Omit every picture and output the rest of the records exactly as they are.

### [Records from a data source]
#####

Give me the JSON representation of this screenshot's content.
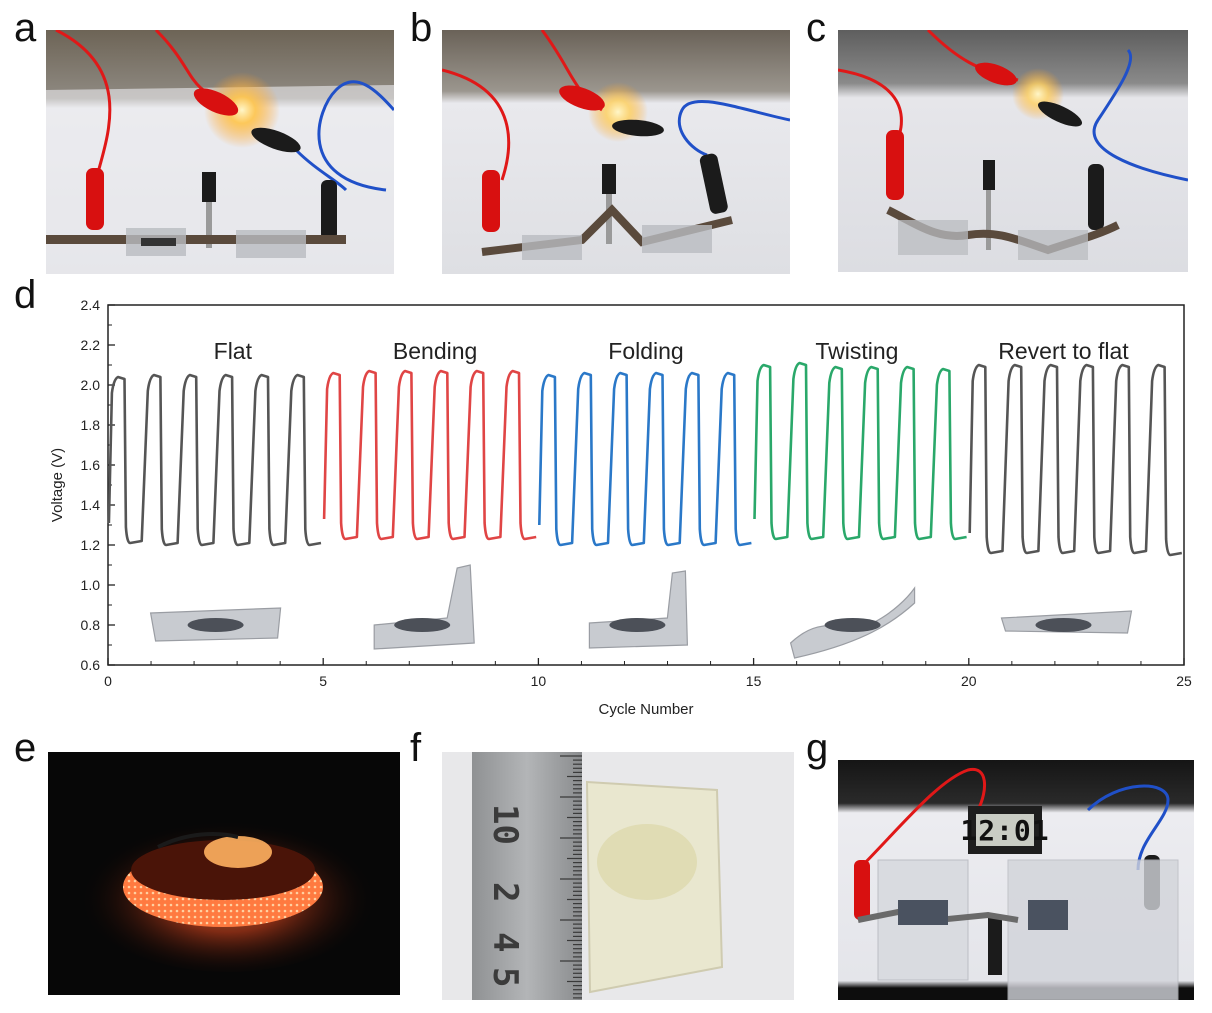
{
  "panels": {
    "a": "a",
    "b": "b",
    "c": "c",
    "d": "d",
    "e": "e",
    "f": "f",
    "g": "g"
  },
  "panel_f": {
    "ruler_numbers": [
      "10",
      "2",
      "4",
      "5"
    ]
  },
  "panel_g": {
    "clock_display": "12:01"
  },
  "colors": {
    "flat": "#555555",
    "bending": "#e04545",
    "folding": "#2a78c8",
    "twisting": "#2aa86a",
    "revert": "#555555"
  },
  "chart_data": {
    "type": "line",
    "xlabel": "Cycle Number",
    "ylabel": "Voltage (V)",
    "xlim": [
      0,
      25
    ],
    "ylim": [
      0.6,
      2.4
    ],
    "xticks": [
      "0",
      "5",
      "10",
      "15",
      "20",
      "25"
    ],
    "yticks": [
      "0.6",
      "0.8",
      "1.0",
      "1.2",
      "1.4",
      "1.6",
      "1.8",
      "2.0",
      "2.2",
      "2.4"
    ],
    "annotations": [
      "Flat",
      "Bending",
      "Folding",
      "Twisting",
      "Revert to flat"
    ],
    "series": [
      {
        "name": "Flat",
        "color": "#555555",
        "x_range": [
          0,
          5
        ],
        "cycles": 6,
        "high": [
          2.04,
          2.05,
          2.05,
          2.05,
          2.05,
          2.05
        ],
        "low": [
          1.21,
          1.2,
          1.2,
          1.2,
          1.2,
          1.2
        ]
      },
      {
        "name": "Bending",
        "color": "#e04545",
        "x_range": [
          5,
          10
        ],
        "cycles": 6,
        "high": [
          2.06,
          2.07,
          2.07,
          2.07,
          2.07,
          2.07
        ],
        "low": [
          1.23,
          1.23,
          1.23,
          1.23,
          1.23,
          1.23
        ]
      },
      {
        "name": "Folding",
        "color": "#2a78c8",
        "x_range": [
          10,
          15
        ],
        "cycles": 6,
        "high": [
          2.05,
          2.06,
          2.06,
          2.06,
          2.06,
          2.06
        ],
        "low": [
          1.2,
          1.2,
          1.2,
          1.2,
          1.2,
          1.2
        ]
      },
      {
        "name": "Twisting",
        "color": "#2aa86a",
        "x_range": [
          15,
          20
        ],
        "cycles": 6,
        "high": [
          2.1,
          2.11,
          2.09,
          2.09,
          2.09,
          2.08
        ],
        "low": [
          1.23,
          1.23,
          1.23,
          1.23,
          1.23,
          1.23
        ]
      },
      {
        "name": "Revert to flat",
        "color": "#555555",
        "x_range": [
          20,
          25
        ],
        "cycles": 6,
        "high": [
          2.1,
          2.1,
          2.1,
          2.1,
          2.1,
          2.1
        ],
        "low": [
          1.16,
          1.16,
          1.16,
          1.16,
          1.16,
          1.15
        ]
      }
    ]
  }
}
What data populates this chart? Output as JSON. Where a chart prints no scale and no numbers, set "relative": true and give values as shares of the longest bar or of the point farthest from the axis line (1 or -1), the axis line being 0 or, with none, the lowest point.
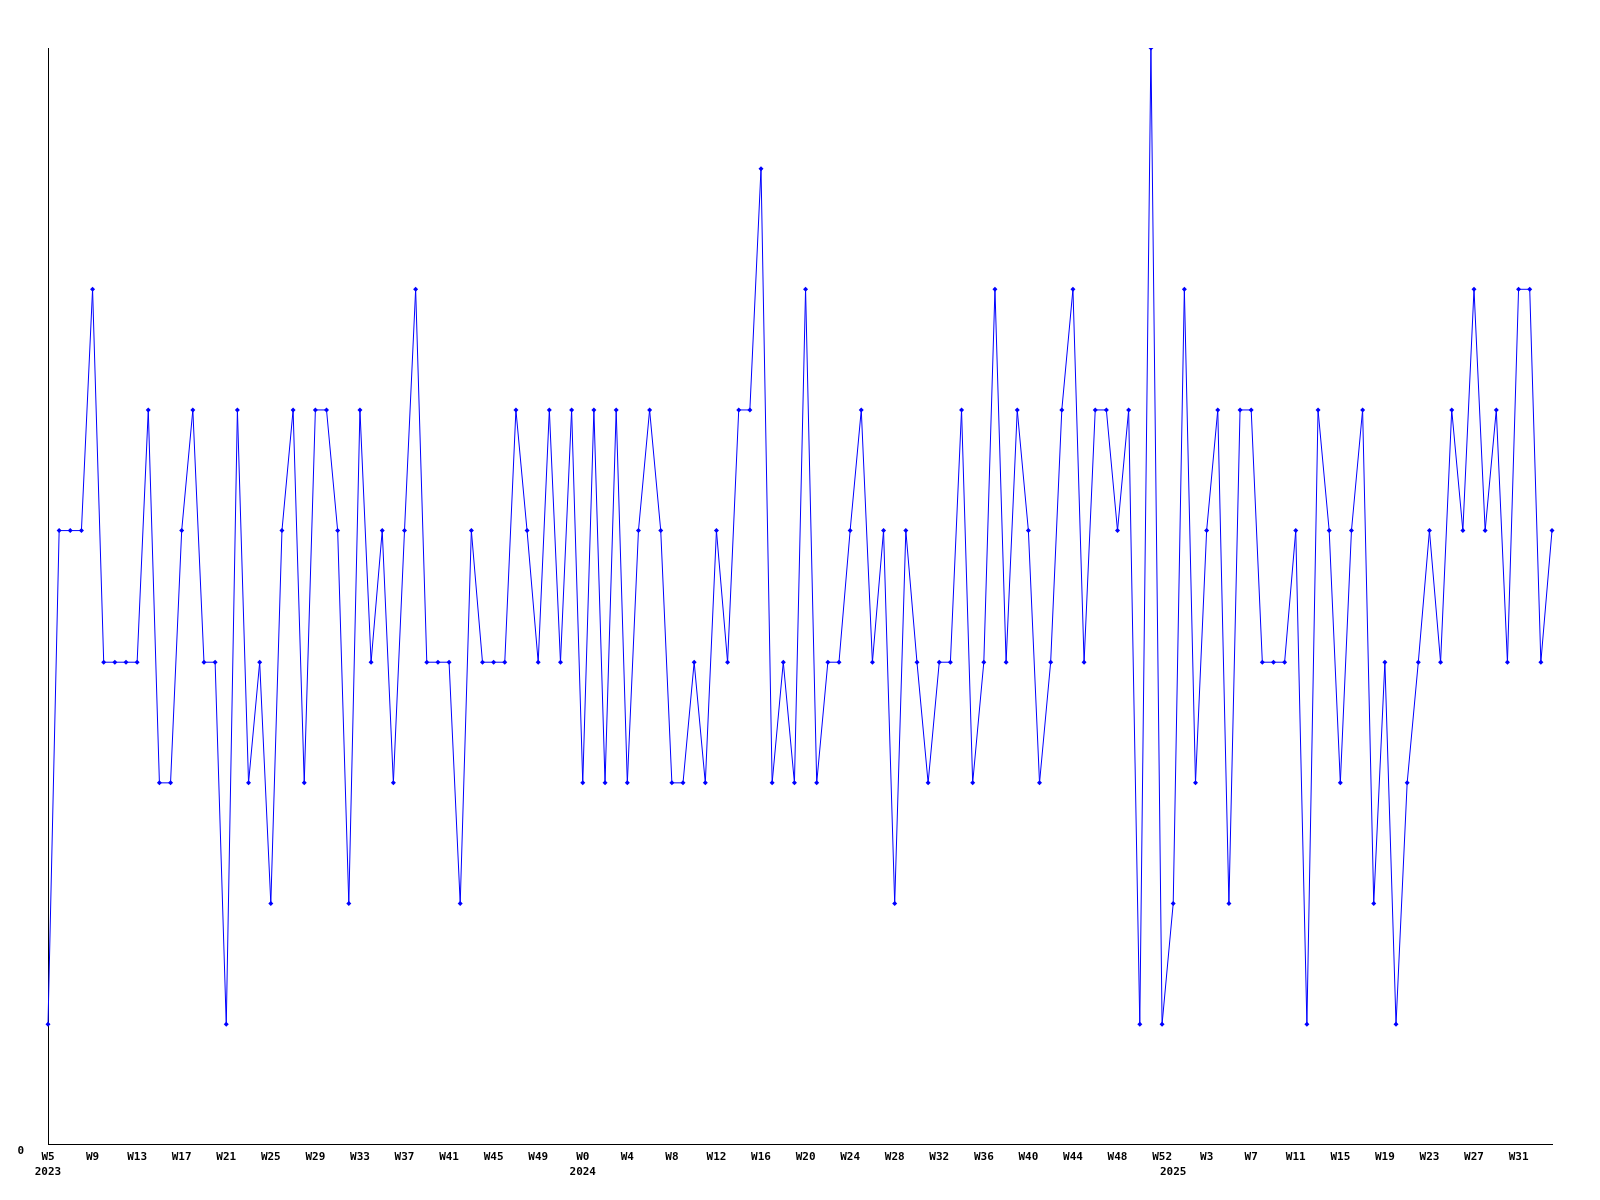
{
  "chart_data": {
    "type": "line",
    "relative": true,
    "categories": [
      "W5",
      null,
      null,
      null,
      "W9",
      null,
      null,
      null,
      "W13",
      null,
      null,
      null,
      "W17",
      null,
      null,
      null,
      "W21",
      null,
      null,
      null,
      "W25",
      null,
      null,
      null,
      "W29",
      null,
      null,
      null,
      "W33",
      null,
      null,
      null,
      "W37",
      null,
      null,
      null,
      "W41",
      null,
      null,
      null,
      "W45",
      null,
      null,
      null,
      "W49",
      null,
      null,
      null,
      "W0",
      null,
      null,
      null,
      "W4",
      null,
      null,
      null,
      "W8",
      null,
      null,
      null,
      "W12",
      null,
      null,
      null,
      "W16",
      null,
      null,
      null,
      "W20",
      null,
      null,
      null,
      "W24",
      null,
      null,
      null,
      "W28",
      null,
      null,
      null,
      "W32",
      null,
      null,
      null,
      "W36",
      null,
      null,
      null,
      "W40",
      null,
      null,
      null,
      "W44",
      null,
      null,
      null,
      "W48",
      null,
      null,
      null,
      "W52",
      null,
      null,
      null,
      "W3",
      null,
      null,
      null,
      "W7",
      null,
      null,
      null,
      "W11",
      null,
      null,
      null,
      "W15",
      null,
      null,
      null,
      "W19",
      null,
      null,
      null,
      "W23",
      null,
      null,
      null,
      "W27",
      null,
      null,
      null,
      "W31",
      null,
      null,
      null
    ],
    "series": [
      {
        "color": "#0000ff",
        "values": [
          0.11,
          0.56,
          0.56,
          0.56,
          0.78,
          0.44,
          0.44,
          0.44,
          0.44,
          0.67,
          0.33,
          0.33,
          0.56,
          0.67,
          0.44,
          0.44,
          0.11,
          0.67,
          0.33,
          0.44,
          0.22,
          0.56,
          0.67,
          0.33,
          0.67,
          0.67,
          0.56,
          0.22,
          0.67,
          0.44,
          0.56,
          0.33,
          0.56,
          0.78,
          0.44,
          0.44,
          0.44,
          0.22,
          0.56,
          0.44,
          0.44,
          0.44,
          0.67,
          0.56,
          0.44,
          0.67,
          0.44,
          0.67,
          0.33,
          0.67,
          0.33,
          0.67,
          0.33,
          0.56,
          0.67,
          0.56,
          0.33,
          0.33,
          0.44,
          0.33,
          0.56,
          0.44,
          0.67,
          0.67,
          0.89,
          0.33,
          0.44,
          0.33,
          0.78,
          0.33,
          0.44,
          0.44,
          0.56,
          0.67,
          0.44,
          0.56,
          0.22,
          0.56,
          0.44,
          0.33,
          0.44,
          0.44,
          0.67,
          0.33,
          0.44,
          0.78,
          0.44,
          0.67,
          0.56,
          0.33,
          0.44,
          0.67,
          0.78,
          0.44,
          0.67,
          0.67,
          0.56,
          0.67,
          0.11,
          1,
          0.11,
          0.22,
          0.78,
          0.33,
          0.56,
          0.67,
          0.22,
          0.67,
          0.67,
          0.44,
          0.44,
          0.44,
          0.56,
          0.11,
          0.67,
          0.56,
          0.33,
          0.56,
          0.67,
          0.22,
          0.44,
          0.11,
          0.33,
          0.44,
          0.56,
          0.44,
          0.67,
          0.56,
          0.78,
          0.56,
          0.67,
          0.44,
          0.78,
          0.78,
          0.44,
          0.56
        ]
      }
    ],
    "marker": "diamond",
    "line_style": "solid",
    "grid": false,
    "legend": false,
    "annotations": [
      "2023",
      "2024",
      "2025",
      "0"
    ]
  }
}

#####

### [CORRECT RESPONSE]
Give me the JSON representation of this screenshot's content.
{
  "panels": {
    "a": "a",
    "b": "b",
    "c": "c",
    "d": "d",
    "e": "e",
    "f": "f",
    "g": "g"
  },
  "panel_f": {
    "ruler_numbers": [
      "10",
      "2",
      "4",
      "5"
    ]
  },
  "panel_g": {
    "clock_display": "12:01"
  },
  "colors": {
    "flat": "#555555",
    "bending": "#e04545",
    "folding": "#2a78c8",
    "twisting": "#2aa86a",
    "revert": "#555555"
  },
  "chart_data": {
    "type": "line",
    "xlabel": "Cycle Number",
    "ylabel": "Voltage (V)",
    "xlim": [
      0,
      25
    ],
    "ylim": [
      0.6,
      2.4
    ],
    "xticks": [
      "0",
      "5",
      "10",
      "15",
      "20",
      "25"
    ],
    "yticks": [
      "0.6",
      "0.8",
      "1.0",
      "1.2",
      "1.4",
      "1.6",
      "1.8",
      "2.0",
      "2.2",
      "2.4"
    ],
    "annotations": [
      "Flat",
      "Bending",
      "Folding",
      "Twisting",
      "Revert to flat"
    ],
    "series": [
      {
        "name": "Flat",
        "color": "#555555",
        "x_range": [
          0,
          5
        ],
        "cycles": 6,
        "high": [
          2.04,
          2.05,
          2.05,
          2.05,
          2.05,
          2.05
        ],
        "low": [
          1.21,
          1.2,
          1.2,
          1.2,
          1.2,
          1.2
        ]
      },
      {
        "name": "Bending",
        "color": "#e04545",
        "x_range": [
          5,
          10
        ],
        "cycles": 6,
        "high": [
          2.06,
          2.07,
          2.07,
          2.07,
          2.07,
          2.07
        ],
        "low": [
          1.23,
          1.23,
          1.23,
          1.23,
          1.23,
          1.23
        ]
      },
      {
        "name": "Folding",
        "color": "#2a78c8",
        "x_range": [
          10,
          15
        ],
        "cycles": 6,
        "high": [
          2.05,
          2.06,
          2.06,
          2.06,
          2.06,
          2.06
        ],
        "low": [
          1.2,
          1.2,
          1.2,
          1.2,
          1.2,
          1.2
        ]
      },
      {
        "name": "Twisting",
        "color": "#2aa86a",
        "x_range": [
          15,
          20
        ],
        "cycles": 6,
        "high": [
          2.1,
          2.11,
          2.09,
          2.09,
          2.09,
          2.08
        ],
        "low": [
          1.23,
          1.23,
          1.23,
          1.23,
          1.23,
          1.23
        ]
      },
      {
        "name": "Revert to flat",
        "color": "#555555",
        "x_range": [
          20,
          25
        ],
        "cycles": 6,
        "high": [
          2.1,
          2.1,
          2.1,
          2.1,
          2.1,
          2.1
        ],
        "low": [
          1.16,
          1.16,
          1.16,
          1.16,
          1.16,
          1.15
        ]
      }
    ]
  }
}
What data populates this chart? Output as JSON. Where a chart prints no scale and no numbers, set "relative": true and give values as shares of the longest bar or of the point farthest from the axis line (1 or -1), the axis line being 0 or, with none, the lowest point.
{
  "chart_data": {
    "type": "line",
    "relative": true,
    "categories": [
      "W5",
      null,
      null,
      null,
      "W9",
      null,
      null,
      null,
      "W13",
      null,
      null,
      null,
      "W17",
      null,
      null,
      null,
      "W21",
      null,
      null,
      null,
      "W25",
      null,
      null,
      null,
      "W29",
      null,
      null,
      null,
      "W33",
      null,
      null,
      null,
      "W37",
      null,
      null,
      null,
      "W41",
      null,
      null,
      null,
      "W45",
      null,
      null,
      null,
      "W49",
      null,
      null,
      null,
      "W0",
      null,
      null,
      null,
      "W4",
      null,
      null,
      null,
      "W8",
      null,
      null,
      null,
      "W12",
      null,
      null,
      null,
      "W16",
      null,
      null,
      null,
      "W20",
      null,
      null,
      null,
      "W24",
      null,
      null,
      null,
      "W28",
      null,
      null,
      null,
      "W32",
      null,
      null,
      null,
      "W36",
      null,
      null,
      null,
      "W40",
      null,
      null,
      null,
      "W44",
      null,
      null,
      null,
      "W48",
      null,
      null,
      null,
      "W52",
      null,
      null,
      null,
      "W3",
      null,
      null,
      null,
      "W7",
      null,
      null,
      null,
      "W11",
      null,
      null,
      null,
      "W15",
      null,
      null,
      null,
      "W19",
      null,
      null,
      null,
      "W23",
      null,
      null,
      null,
      "W27",
      null,
      null,
      null,
      "W31",
      null,
      null,
      null
    ],
    "series": [
      {
        "color": "#0000ff",
        "values": [
          0.11,
          0.56,
          0.56,
          0.56,
          0.78,
          0.44,
          0.44,
          0.44,
          0.44,
          0.67,
          0.33,
          0.33,
          0.56,
          0.67,
          0.44,
          0.44,
          0.11,
          0.67,
          0.33,
          0.44,
          0.22,
          0.56,
          0.67,
          0.33,
          0.67,
          0.67,
          0.56,
          0.22,
          0.67,
          0.44,
          0.56,
          0.33,
          0.56,
          0.78,
          0.44,
          0.44,
          0.44,
          0.22,
          0.56,
          0.44,
          0.44,
          0.44,
          0.67,
          0.56,
          0.44,
          0.67,
          0.44,
          0.67,
          0.33,
          0.67,
          0.33,
          0.67,
          0.33,
          0.56,
          0.67,
          0.56,
          0.33,
          0.33,
          0.44,
          0.33,
          0.56,
          0.44,
          0.67,
          0.67,
          0.89,
          0.33,
          0.44,
          0.33,
          0.78,
          0.33,
          0.44,
          0.44,
          0.56,
          0.67,
          0.44,
          0.56,
          0.22,
          0.56,
          0.44,
          0.33,
          0.44,
          0.44,
          0.67,
          0.33,
          0.44,
          0.78,
          0.44,
          0.67,
          0.56,
          0.33,
          0.44,
          0.67,
          0.78,
          0.44,
          0.67,
          0.67,
          0.56,
          0.67,
          0.11,
          1,
          0.11,
          0.22,
          0.78,
          0.33,
          0.56,
          0.67,
          0.22,
          0.67,
          0.67,
          0.44,
          0.44,
          0.44,
          0.56,
          0.11,
          0.67,
          0.56,
          0.33,
          0.56,
          0.67,
          0.22,
          0.44,
          0.11,
          0.33,
          0.44,
          0.56,
          0.44,
          0.67,
          0.56,
          0.78,
          0.56,
          0.67,
          0.44,
          0.78,
          0.78,
          0.44,
          0.56
        ]
      }
    ],
    "marker": "diamond",
    "line_style": "solid",
    "grid": false,
    "legend": false,
    "annotations": [
      "2023",
      "2024",
      "2025",
      "0"
    ]
  }
}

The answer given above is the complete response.